• **Input material**
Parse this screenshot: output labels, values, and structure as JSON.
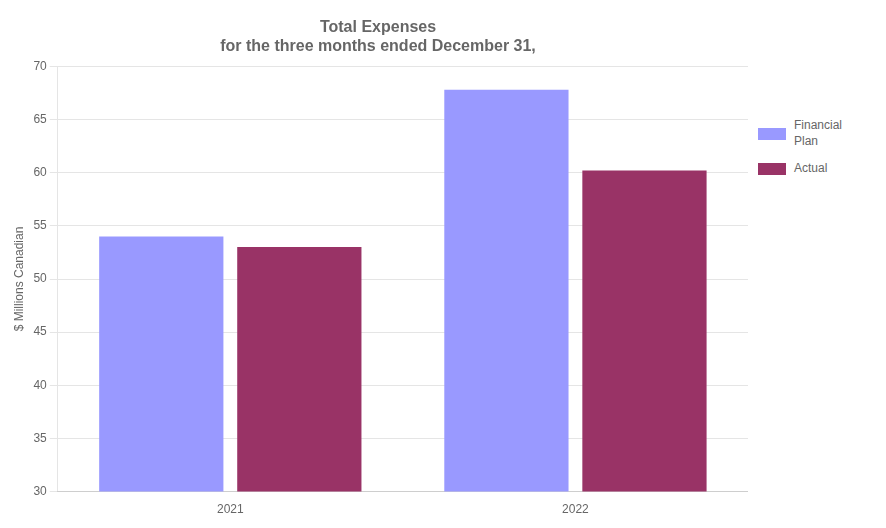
{
  "chart_data": {
    "type": "bar",
    "title": "Total Expenses\nfor the three months ended December 31,",
    "categories": [
      "2021",
      "2022"
    ],
    "series": [
      {
        "name": "Financial\nPlan",
        "color": "#9999FF",
        "values": [
          54.0,
          67.8
        ]
      },
      {
        "name": "Actual",
        "color": "#993366",
        "values": [
          53.0,
          60.2
        ]
      }
    ],
    "y_label": "$ Millions Canadian",
    "ylim": [
      30,
      70
    ],
    "yticks": [
      30,
      35,
      40,
      45,
      50,
      55,
      60,
      65,
      70
    ],
    "grid": true,
    "legend": "right"
  }
}
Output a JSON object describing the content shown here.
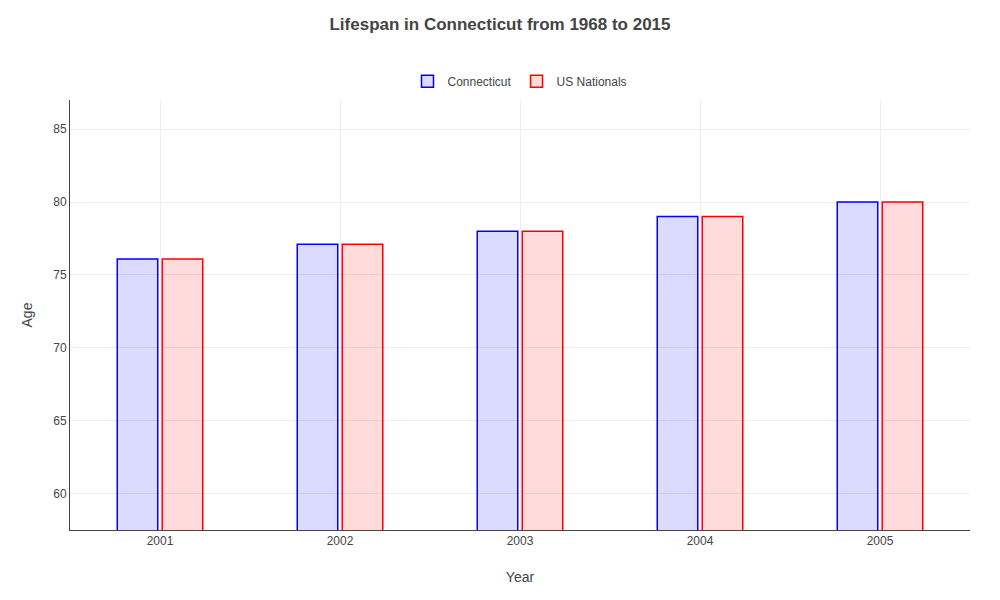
{
  "chart_data": {
    "type": "bar",
    "title": "Lifespan in Connecticut from 1968 to 2015",
    "xlabel": "Year",
    "ylabel": "Age",
    "categories": [
      "2001",
      "2002",
      "2003",
      "2004",
      "2005"
    ],
    "series": [
      {
        "name": "Connecticut",
        "color": "#0000ff",
        "values": [
          76.1,
          77.1,
          78.0,
          79.0,
          80.0
        ]
      },
      {
        "name": "US Nationals",
        "color": "#ff0000",
        "values": [
          76.1,
          77.1,
          78.0,
          79.0,
          80.0
        ]
      }
    ],
    "ylim": [
      57.5,
      87
    ],
    "yticks": [
      60,
      65,
      70,
      75,
      80,
      85
    ],
    "grid": true,
    "legend": "top"
  }
}
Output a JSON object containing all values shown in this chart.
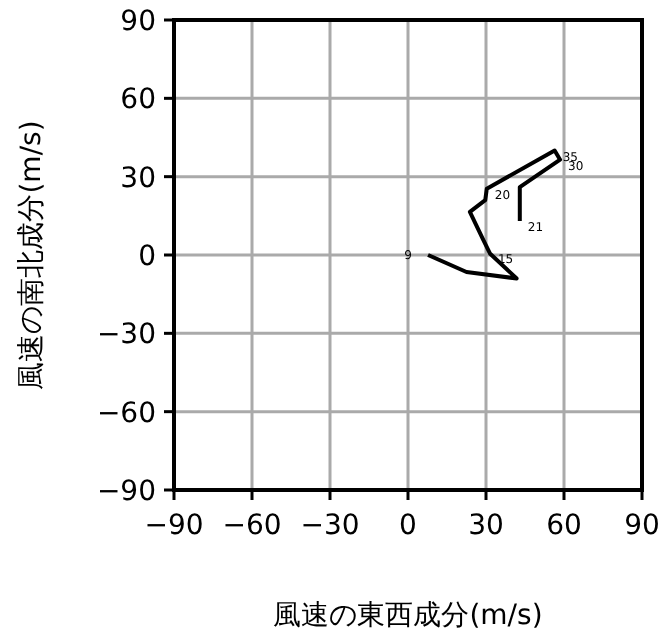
{
  "chart_data": {
    "type": "line",
    "xlabel": "風速の東西成分(m/s)",
    "ylabel": "風速の南北成分(m/s)",
    "xlim": [
      -90,
      90
    ],
    "ylim": [
      -90,
      90
    ],
    "xticks": [
      -90,
      -60,
      -30,
      0,
      30,
      60,
      90
    ],
    "yticks": [
      -90,
      -60,
      -30,
      0,
      30,
      60,
      90
    ],
    "grid": true,
    "series": [
      {
        "color": "#000000",
        "x": [
          7.7,
          22.5,
          41.8,
          31.5,
          29,
          23.8,
          29.7,
          30.3,
          56.4,
          58.5,
          43,
          43
        ],
        "values": [
          0,
          -6.5,
          -9,
          0.6,
          5.7,
          16.5,
          21,
          25.4,
          40,
          36.5,
          26,
          13
        ]
      }
    ],
    "annotations": [
      {
        "text": "9",
        "x": 7.7,
        "y": 0
      },
      {
        "text": "15",
        "x": 31.5,
        "y": 0.6
      },
      {
        "text": "20",
        "x": 30.3,
        "y": 25.4
      },
      {
        "text": "35",
        "x": 56.4,
        "y": 40
      },
      {
        "text": "30",
        "x": 58.5,
        "y": 36.5
      },
      {
        "text": "21",
        "x": 43,
        "y": 13
      }
    ]
  }
}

• **Direction**
Output all of the records exactly as they appear above, but not the pictures.

• **Completed task**
Parse this screenshot: output labels, values, and structure as JSON.
{
  "chart_data": {
    "type": "bar",
    "title": "Total Expenses\nfor the three months ended December 31,",
    "categories": [
      "2021",
      "2022"
    ],
    "series": [
      {
        "name": "Financial\nPlan",
        "color": "#9999FF",
        "values": [
          54.0,
          67.8
        ]
      },
      {
        "name": "Actual",
        "color": "#993366",
        "values": [
          53.0,
          60.2
        ]
      }
    ],
    "y_label": "$ Millions Canadian",
    "ylim": [
      30,
      70
    ],
    "yticks": [
      30,
      35,
      40,
      45,
      50,
      55,
      60,
      65,
      70
    ],
    "grid": true,
    "legend": "right"
  }
}
Output a JSON object describing the content shown here.
{
  "chart_data": {
    "type": "bar",
    "title": "Lifespan in Connecticut from 1968 to 2015",
    "xlabel": "Year",
    "ylabel": "Age",
    "categories": [
      "2001",
      "2002",
      "2003",
      "2004",
      "2005"
    ],
    "series": [
      {
        "name": "Connecticut",
        "color": "#0000ff",
        "values": [
          76.1,
          77.1,
          78.0,
          79.0,
          80.0
        ]
      },
      {
        "name": "US Nationals",
        "color": "#ff0000",
        "values": [
          76.1,
          77.1,
          78.0,
          79.0,
          80.0
        ]
      }
    ],
    "ylim": [
      57.5,
      87
    ],
    "yticks": [
      60,
      65,
      70,
      75,
      80,
      85
    ],
    "grid": true,
    "legend": "top"
  }
}
Output a JSON object containing all values shown in this chart.
{
  "chart_data": {
    "type": "line",
    "xlabel": "風速の東西成分(m/s)",
    "ylabel": "風速の南北成分(m/s)",
    "xlim": [
      -90,
      90
    ],
    "ylim": [
      -90,
      90
    ],
    "xticks": [
      -90,
      -60,
      -30,
      0,
      30,
      60,
      90
    ],
    "yticks": [
      -90,
      -60,
      -30,
      0,
      30,
      60,
      90
    ],
    "grid": true,
    "series": [
      {
        "color": "#000000",
        "x": [
          7.7,
          22.5,
          41.8,
          31.5,
          29,
          23.8,
          29.7,
          30.3,
          56.4,
          58.5,
          43,
          43
        ],
        "values": [
          0,
          -6.5,
          -9,
          0.6,
          5.7,
          16.5,
          21,
          25.4,
          40,
          36.5,
          26,
          13
        ]
      }
    ],
    "annotations": [
      {
        "text": "9",
        "x": 7.7,
        "y": 0
      },
      {
        "text": "15",
        "x": 31.5,
        "y": 0.6
      },
      {
        "text": "20",
        "x": 30.3,
        "y": 25.4
      },
      {
        "text": "35",
        "x": 56.4,
        "y": 40
      },
      {
        "text": "30",
        "x": 58.5,
        "y": 36.5
      },
      {
        "text": "21",
        "x": 43,
        "y": 13
      }
    ]
  }
}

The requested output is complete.